Chart and figure data
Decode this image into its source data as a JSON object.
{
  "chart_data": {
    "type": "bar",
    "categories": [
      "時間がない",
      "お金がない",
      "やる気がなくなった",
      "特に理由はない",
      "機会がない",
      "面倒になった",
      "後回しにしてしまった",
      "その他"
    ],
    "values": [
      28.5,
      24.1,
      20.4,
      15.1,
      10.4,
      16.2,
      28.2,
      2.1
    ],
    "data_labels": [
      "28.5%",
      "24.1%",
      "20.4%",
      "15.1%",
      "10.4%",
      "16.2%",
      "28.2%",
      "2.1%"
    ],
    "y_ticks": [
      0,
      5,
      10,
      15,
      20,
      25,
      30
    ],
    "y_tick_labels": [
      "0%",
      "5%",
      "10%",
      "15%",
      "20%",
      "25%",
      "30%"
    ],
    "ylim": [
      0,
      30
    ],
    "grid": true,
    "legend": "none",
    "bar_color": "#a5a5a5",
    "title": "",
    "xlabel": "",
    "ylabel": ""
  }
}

• **EXERCISE**
Reproduce each record exactly as it appears.

• **SOLUTION TO THE PROBLEM**
Decode this image into its source data as a JSON object.
{
  "chart_data": {
    "type": "bar",
    "categories": [
      "時間がない",
      "お金がない",
      "やる気がなくなった",
      "特に理由はない",
      "機会がない",
      "面倒になった",
      "後回しにしてしまった",
      "その他"
    ],
    "values": [
      28.5,
      24.1,
      20.4,
      15.1,
      10.4,
      16.2,
      28.2,
      2.1
    ],
    "data_labels": [
      "28.5%",
      "24.1%",
      "20.4%",
      "15.1%",
      "10.4%",
      "16.2%",
      "28.2%",
      "2.1%"
    ],
    "y_ticks": [
      0,
      5,
      10,
      15,
      20,
      25,
      30
    ],
    "y_tick_labels": [
      "0%",
      "5%",
      "10%",
      "15%",
      "20%",
      "25%",
      "30%"
    ],
    "ylim": [
      0,
      30
    ],
    "grid": true,
    "legend": "none",
    "bar_color": "#a5a5a5",
    "title": "",
    "xlabel": "",
    "ylabel": ""
  }
}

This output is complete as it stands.